*Aim of the exercise*: Locate the line containing "What text is on this page?" in the entries below, then retype it and every later line exactly, leaving out pictures.

*Supplied records*:
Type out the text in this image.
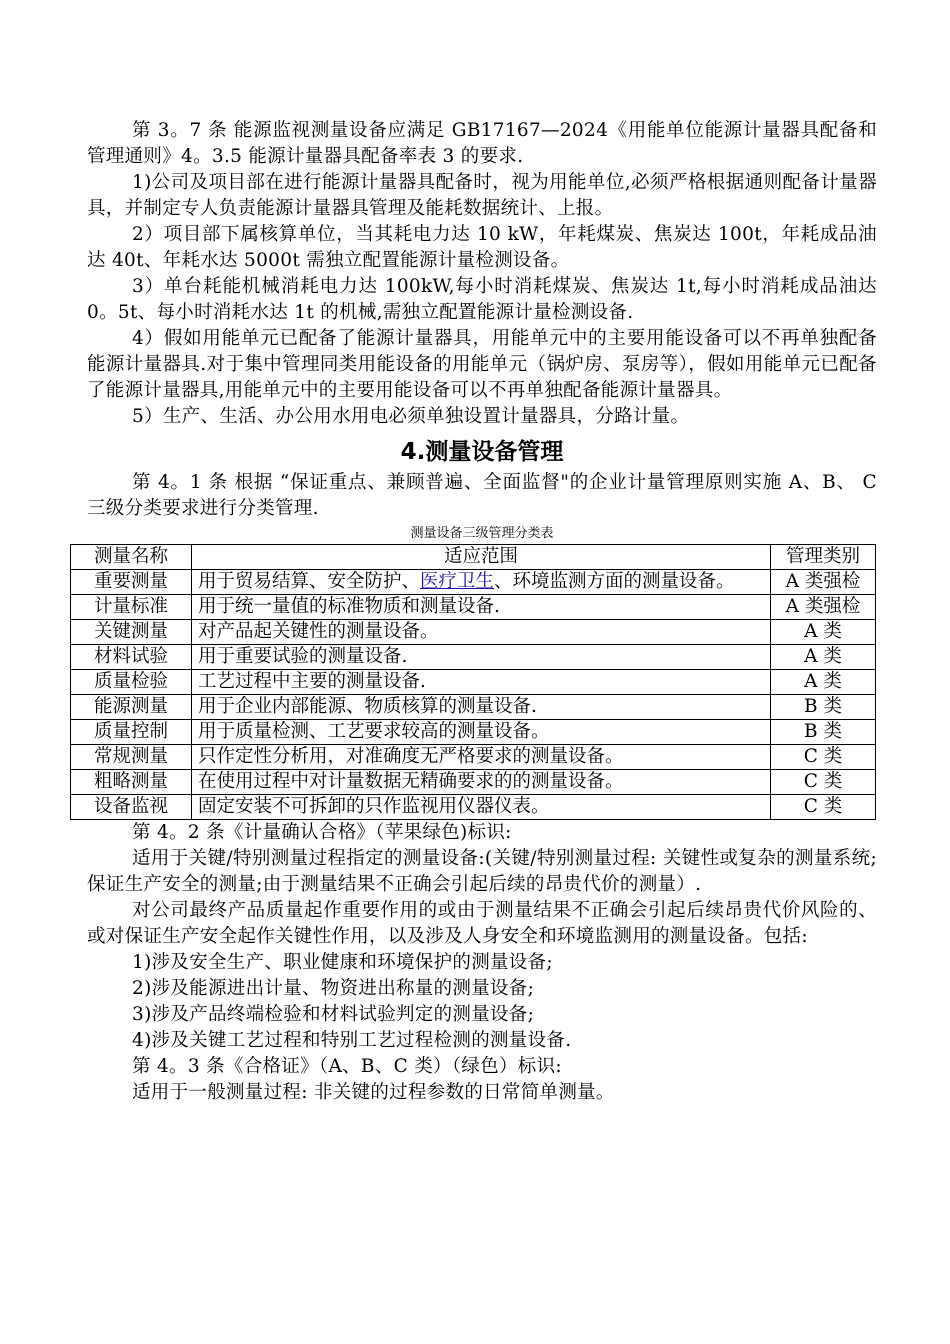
第 3。7 条 能源监视测量设备应满足 GB17167—2024《用能单位能源计量器具配备和管理通则》4。3.5 能源计量器具配备率表 3 的要求.

1)公司及项目部在进行能源计量器具配备时，视为用能单位,必须严格根据通则配备计量器具，并制定专人负责能源计量器具管理及能耗数据统计、上报。

2）项目部下属核算单位，当其耗电力达 10 kW，年耗煤炭、焦炭达 100t，年耗成品油达 40t、年耗水达 5000t 需独立配置能源计量检测设备。

3）单台耗能机械消耗电力达 100kW,每小时消耗煤炭、焦炭达 1t,每小时消耗成品油达 0。5t、每小时消耗水达 1t 的机械,需独立配置能源计量检测设备.

4）假如用能单元已配备了能源计量器具，用能单元中的主要用能设备可以不再单独配备能源计量器具.对于集中管理同类用能设备的用能单元（锅炉房、泵房等），假如用能单元已配备了能源计量器具,用能单元中的主要用能设备可以不再单独配备能源计量器具。

5）生产、生活、办公用水用电必须单独设置计量器具，分路计量。

4.测量设备管理

第 4。1 条 根据 “保证重点、兼顾普遍、全面监督"的企业计量管理原则实施 A、B、 C 三级分类要求进行分类管理.

测量设备三级管理分类表
测量名称	适应范围	管理类别
重要测量	用于贸易结算、安全防护、医疗卫生、环境监测方面的测量设备。	A 类强检
计量标准	用于统一量值的标准物质和测量设备.	A 类强检
关键测量	对产品起关键性的测量设备。	A 类
材料试验	用于重要试验的测量设备.	A 类
质量检验	工艺过程中主要的测量设备.	A 类
能源测量	用于企业内部能源、物质核算的测量设备.	B 类
质量控制	用于质量检测、工艺要求较高的测量设备。	B 类
常规测量	只作定性分析用，对准确度无严格要求的测量设备。	C 类
粗略测量	在使用过程中对计量数据无精确要求的的测量设备。	C 类
设备监视	固定安装不可拆卸的只作监视用仪器仪表。	C 类

第 4。2 条《计量确认合格》（苹果绿色)标识:

适用于关键/特别测量过程指定的测量设备:(关键/特别测量过程: 关键性或复杂的测量系统; 保证生产安全的测量;由于测量结果不正确会引起后续的昂贵代价的测量）.

对公司最终产品质量起作重要作用的或由于测量结果不正确会引起后续昂贵代价风险的、或对保证生产安全起作关键性作用，以及涉及人身安全和环境监测用的测量设备。包括:

1)涉及安全生产、职业健康和环境保护的测量设备;

2)涉及能源进出计量、物资进出称量的测量设备;

3)涉及产品终端检验和材料试验判定的测量设备;

4)涉及关键工艺过程和特别工艺过程检测的测量设备.

第 4。3 条《合格证》（A、B、C 类）（绿色）标识:

适用于一般测量过程: 非关键的过程参数的日常简单测量。
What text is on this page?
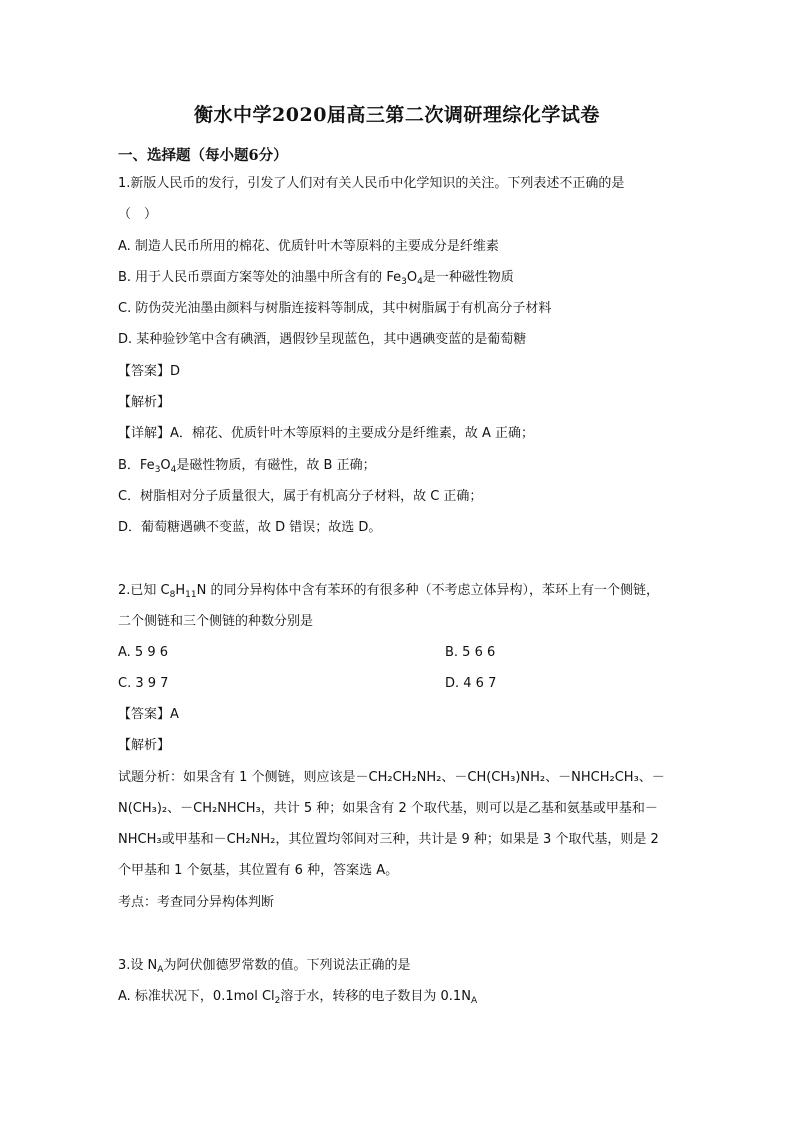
衡水中学2020届高三第二次调研理综化学试卷
一、选择题（每小题6分）
1.新版人民币的发行，引发了人们对有关人民币中化学知识的关注。下列表述不正确的是
（　）
A. 制造人民币所用的棉花、优质针叶木等原料的主要成分是纤维素
B. 用于人民币票面方案等处的油墨中所含有的 $Fe_3O_4$是一种磁性物质
C. 防伪荧光油墨由颜料与树脂连接料等制成，其中树脂属于有机高分子材料
D. 某种验钞笔中含有碘酒，遇假钞呈现蓝色，其中遇碘变蓝的是葡萄糖
【答案】D
【解析】
【详解】A．棉花、优质针叶木等原料的主要成分是纤维素，故 A 正确；
B．$Fe_3O_4$是磁性物质，有磁性，故 B 正确；
C．树脂相对分子质量很大，属于有机高分子材料，故 C 正确；
D．葡萄糖遇碘不变蓝，故 D 错误；故选 D。
2.已知 $C_8H_{11}N$ 的同分异构体中含有苯环的有很多种（不考虑立体异构），苯环上有一个侧链，
二个侧链和三个侧链的种数分别是
A. 5 9 6	B. 5 6 6
C. 3 9 7	D. 4 6 7
【答案】A
【解析】
试题分析：如果含有 1 个侧链，则应该是－CH₂CH₂NH₂、－CH(CH₃)NH₂、－NHCH₂CH₃、－
N(CH₃)₂、－CH₂NHCH₃，共计 5 种；如果含有 2 个取代基，则可以是乙基和氨基或甲基和－
NHCH₃或甲基和－CH₂NH₂，其位置均邻间对三种，共计是 9 种；如果是 3 个取代基，则是 2
个甲基和 1 个氨基，其位置有 6 种，答案选 A。
考点：考查同分异构体判断
3.设 $N_A$为阿伏伽德罗常数的值。下列说法正确的是
A. 标准状况下，0.1mol $Cl_2$溶于水，转移的电子数目为 $0.1N_A$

*Reply*:
What text is on this page?
衡水中学2020届高三第二次调研理综化学试卷
一、选择题（每小题6分）
1.新版人民币的发行，引发了人们对有关人民币中化学知识的关注。下列表述不正确的是
（　）
A. 制造人民币所用的棉花、优质针叶木等原料的主要成分是纤维素
B. 用于人民币票面方案等处的油墨中所含有的 $Fe_3O_4$是一种磁性物质
C. 防伪荧光油墨由颜料与树脂连接料等制成，其中树脂属于有机高分子材料
D. 某种验钞笔中含有碘酒，遇假钞呈现蓝色，其中遇碘变蓝的是葡萄糖
【答案】D
【解析】
【详解】A．棉花、优质针叶木等原料的主要成分是纤维素，故 A 正确；
B．$Fe_3O_4$是磁性物质，有磁性，故 B 正确；
C．树脂相对分子质量很大，属于有机高分子材料，故 C 正确；
D．葡萄糖遇碘不变蓝，故 D 错误；故选 D。
2.已知 $C_8H_{11}N$ 的同分异构体中含有苯环的有很多种（不考虑立体异构），苯环上有一个侧链，
二个侧链和三个侧链的种数分别是
A. 5 9 6	B. 5 6 6
C. 3 9 7	D. 4 6 7
【答案】A
【解析】
试题分析：如果含有 1 个侧链，则应该是－CH₂CH₂NH₂、－CH(CH₃)NH₂、－NHCH₂CH₃、－
N(CH₃)₂、－CH₂NHCH₃，共计 5 种；如果含有 2 个取代基，则可以是乙基和氨基或甲基和－
NHCH₃或甲基和－CH₂NH₂，其位置均邻间对三种，共计是 9 种；如果是 3 个取代基，则是 2
个甲基和 1 个氨基，其位置有 6 种，答案选 A。
考点：考查同分异构体判断
3.设 $N_A$为阿伏伽德罗常数的值。下列说法正确的是
A. 标准状况下，0.1mol $Cl_2$溶于水，转移的电子数目为 $0.1N_A$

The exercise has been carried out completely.